Retype the listing that follows, word for word.

Items listed in a dataset
++++++

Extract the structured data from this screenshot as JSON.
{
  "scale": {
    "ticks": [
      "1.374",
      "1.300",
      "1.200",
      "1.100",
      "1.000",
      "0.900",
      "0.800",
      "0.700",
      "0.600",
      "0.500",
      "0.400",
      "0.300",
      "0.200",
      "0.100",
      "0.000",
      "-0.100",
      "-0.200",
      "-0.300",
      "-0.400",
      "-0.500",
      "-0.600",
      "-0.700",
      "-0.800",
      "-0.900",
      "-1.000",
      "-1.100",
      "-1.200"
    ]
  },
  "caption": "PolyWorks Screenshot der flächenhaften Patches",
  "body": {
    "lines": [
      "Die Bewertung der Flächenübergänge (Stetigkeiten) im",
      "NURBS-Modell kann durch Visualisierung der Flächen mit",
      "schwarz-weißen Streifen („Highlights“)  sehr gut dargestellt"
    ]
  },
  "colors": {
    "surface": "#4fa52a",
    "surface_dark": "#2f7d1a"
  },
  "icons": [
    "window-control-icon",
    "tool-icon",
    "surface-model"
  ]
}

++++++

- _Response_
Extract the structured data from this screenshot as JSON.
{
  "scale": {
    "ticks": [
      "1.374",
      "1.300",
      "1.200",
      "1.100",
      "1.000",
      "0.900",
      "0.800",
      "0.700",
      "0.600",
      "0.500",
      "0.400",
      "0.300",
      "0.200",
      "0.100",
      "0.000",
      "-0.100",
      "-0.200",
      "-0.300",
      "-0.400",
      "-0.500",
      "-0.600",
      "-0.700",
      "-0.800",
      "-0.900",
      "-1.000",
      "-1.100",
      "-1.200"
    ]
  },
  "caption": "PolyWorks Screenshot der flächenhaften Patches",
  "body": {
    "lines": [
      "Die Bewertung der Flächenübergänge (Stetigkeiten) im",
      "NURBS-Modell kann durch Visualisierung der Flächen mit",
      "schwarz-weißen Streifen („Highlights“)  sehr gut dargestellt"
    ]
  },
  "colors": {
    "surface": "#4fa52a",
    "surface_dark": "#2f7d1a"
  },
  "icons": [
    "window-control-icon",
    "tool-icon",
    "surface-model"
  ]
}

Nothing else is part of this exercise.